Sunday, February 07, 2010

Sometimes you just don't get to know why ...


Sitting here, again, with myself ... I am reminded that no matter what my friends or family say, or what others that came before me said, ultimately I am my own authority. I have all the answers I need, everything that is required to move forward, and so much more.

It all exists within.

If I were playing the 'What If' game, I would say:

What if everything is exactly where it is supposed to be?

What if there is nothing 'wrong'?

What if there is so much more than I can see and something wonderful is right around the corner?

What if I have everything I need NOW?

What if I don't have to know every 'why' for everything in my life?

What if I am ok, here .... now?

I don't feel any of these things right now but today I will play the 'What If' game until I do.

Tuesday, January 05, 2010

Everything's a paradox

One of my closest coworkers told me of how her parents are losing their house ... this weekend. She is in disarray since she is doing fine but not fine enough to help them out of this challenge. She used her holiday bonus to buy a new computer (exactly like me, actually) and immediately took it back the day she got it which also happened to be the day she found out. They have been keeping it from her for reasons she can't understand.

A very close family friend of my employers lost their 17 year old son to unknown causes over the holidays. They are coping ... barely.

My coworker's best friend had her brother kidnapped in Sudan. The terrorists (who know nothing but think anyone who is white has money) demand 5 million dollars for his release. His family doesn't have the money and wait for the call every day to see if he will be released ... or worse-

My friend lost her childhood house, watched her parents divorce, and lost her dog to an accident- all in the same 3 months.

It seems I have always been surrounded by people in transitions and extreme situations. Very rarely does it actually happen to me and yet it is constantly happening in my world.
Something gets activated inside of me when I am told these stories. The part of me that knows there is a reason and that everyone WILL prevail shows up. My faith glows stronger and my heart opens wider.

This is the first day I am back in my own space, driving my own car, with only my things surrounding me. Although I like being on hiatus from my life, sleeping in 1000 count cotton sheets, driving luxury cars, and walking around on floors that are probably cleaner than my kitchen counter ... I love my life. I love my older vehicle, my soft; old-school water bed, my small apartment, and my furry cat.
I love being on hiatus from my life but even more than that, I love coming back to it.

* Listed entries:

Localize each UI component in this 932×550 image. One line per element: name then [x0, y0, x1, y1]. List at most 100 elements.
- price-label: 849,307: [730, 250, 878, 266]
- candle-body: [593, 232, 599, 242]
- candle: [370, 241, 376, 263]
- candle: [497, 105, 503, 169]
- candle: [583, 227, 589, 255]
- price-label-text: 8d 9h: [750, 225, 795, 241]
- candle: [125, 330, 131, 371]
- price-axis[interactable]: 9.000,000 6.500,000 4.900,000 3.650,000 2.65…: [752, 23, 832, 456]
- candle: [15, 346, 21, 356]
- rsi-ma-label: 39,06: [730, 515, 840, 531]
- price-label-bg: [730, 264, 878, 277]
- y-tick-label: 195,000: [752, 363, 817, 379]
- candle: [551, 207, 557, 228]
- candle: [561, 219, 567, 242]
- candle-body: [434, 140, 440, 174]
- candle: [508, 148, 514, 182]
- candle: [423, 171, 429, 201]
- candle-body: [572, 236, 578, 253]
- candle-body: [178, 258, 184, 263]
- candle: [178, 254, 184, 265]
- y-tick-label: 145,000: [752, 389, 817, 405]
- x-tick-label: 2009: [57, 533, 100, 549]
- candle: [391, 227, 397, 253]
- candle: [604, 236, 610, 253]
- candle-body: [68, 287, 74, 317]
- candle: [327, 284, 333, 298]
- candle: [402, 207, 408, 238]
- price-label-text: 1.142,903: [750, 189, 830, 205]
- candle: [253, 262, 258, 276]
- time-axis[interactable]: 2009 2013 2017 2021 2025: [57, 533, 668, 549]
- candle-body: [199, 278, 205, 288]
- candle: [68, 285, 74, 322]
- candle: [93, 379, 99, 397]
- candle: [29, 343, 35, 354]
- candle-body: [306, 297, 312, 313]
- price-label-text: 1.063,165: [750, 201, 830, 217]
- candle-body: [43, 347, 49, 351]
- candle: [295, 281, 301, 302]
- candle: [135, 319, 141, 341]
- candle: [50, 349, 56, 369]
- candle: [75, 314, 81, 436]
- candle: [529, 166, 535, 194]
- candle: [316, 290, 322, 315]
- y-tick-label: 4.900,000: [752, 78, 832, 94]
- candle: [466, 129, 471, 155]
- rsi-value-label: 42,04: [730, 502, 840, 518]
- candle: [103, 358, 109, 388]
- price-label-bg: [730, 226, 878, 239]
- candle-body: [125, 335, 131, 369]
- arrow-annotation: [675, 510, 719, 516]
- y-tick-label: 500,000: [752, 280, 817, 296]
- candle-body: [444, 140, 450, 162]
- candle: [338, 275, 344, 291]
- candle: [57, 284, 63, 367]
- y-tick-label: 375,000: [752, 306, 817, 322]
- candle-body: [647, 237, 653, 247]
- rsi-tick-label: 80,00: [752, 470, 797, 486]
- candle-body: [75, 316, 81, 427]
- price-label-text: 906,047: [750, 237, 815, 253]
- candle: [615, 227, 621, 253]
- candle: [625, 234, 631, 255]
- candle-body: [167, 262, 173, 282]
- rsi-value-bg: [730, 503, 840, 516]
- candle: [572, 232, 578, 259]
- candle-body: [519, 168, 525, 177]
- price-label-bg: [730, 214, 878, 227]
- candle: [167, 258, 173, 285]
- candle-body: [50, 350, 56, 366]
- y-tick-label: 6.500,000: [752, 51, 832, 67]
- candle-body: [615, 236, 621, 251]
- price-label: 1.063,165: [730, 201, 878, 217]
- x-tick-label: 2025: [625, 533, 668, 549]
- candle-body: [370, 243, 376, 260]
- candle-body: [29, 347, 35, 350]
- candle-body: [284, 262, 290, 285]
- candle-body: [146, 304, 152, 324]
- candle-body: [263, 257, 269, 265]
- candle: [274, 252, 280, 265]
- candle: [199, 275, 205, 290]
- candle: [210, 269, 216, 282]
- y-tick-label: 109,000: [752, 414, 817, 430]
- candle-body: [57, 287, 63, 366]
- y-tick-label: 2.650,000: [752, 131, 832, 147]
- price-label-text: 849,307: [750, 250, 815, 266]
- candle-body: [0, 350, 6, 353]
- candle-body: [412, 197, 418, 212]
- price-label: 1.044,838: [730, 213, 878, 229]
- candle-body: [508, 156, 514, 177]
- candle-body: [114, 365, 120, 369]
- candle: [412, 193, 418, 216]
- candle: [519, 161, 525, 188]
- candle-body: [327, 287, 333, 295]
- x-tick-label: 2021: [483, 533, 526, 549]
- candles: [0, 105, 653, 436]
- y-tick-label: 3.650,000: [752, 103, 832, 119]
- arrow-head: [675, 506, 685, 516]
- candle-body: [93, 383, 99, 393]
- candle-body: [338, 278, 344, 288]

* Work to do:
1 > In the blog post, what did the coworker buy with her holiday bonus?
2 > Please write the next part of the blog post, picking up after its final sentence.

* Solved tasks:
1 > A new computer.

2 >
A friend wrote this today:

'Love has no desire but to fulfill itself. To melt and be like a running brook that sings its melody to the night. To wake at dawn with a winged heart and give thanks for another day of loving.' ♥ Kahlil Gibran

I wrote it down and stuck it right in front of my computer. I want to look at it everyday and remind myself that NO MATTER WHAT I will remain open. I will trust and risk and share myself every day ... even if it hurts. That's my choice and I will do it.

It's been awhile that I have been disconnected from many of my lifetime relationships. I miss my people and every time I realize this fact I see that I am the one who can make the decision to change it. I acknowledge that it only takes one step to head in a different direction. And yet, as I sit in this solitariness, I will not call one soul or send one email.
And so I am back at this eternal inner battle where I want to be connected to all of my people all the time but I also want this alone time, need it even ...
Maybe there is no answer. Maybe there is nothing wrong with me and I am exactly where I need to be. Maybe everything is going to be all right and I am doing the perfect things at the perfect moment ... just maybe-

Monday, January 04, 2010

Writing, Friends, and Hearts

Oh how I've missed writing here ... the feel of the keys sliding under my fingers ... knowing absolutely anything can come out ... waiting to see what else sits inside of me.

This, my second day living at work with 5 jetlagged kids and 4 dogs, brings me a comfort and fatigue that I don't seem to get anywhere else. I am not a mother and I have no current plans to be one but I have the satisfaction of knowing that today my presence has affected some kids in a way that I hope they take out into the world.
I can't describe how or why it feels so good to live at and for work in these short bursts of time where I almost completely forget that I have a life and almost entirely about me .... it is so calming and fulfilling.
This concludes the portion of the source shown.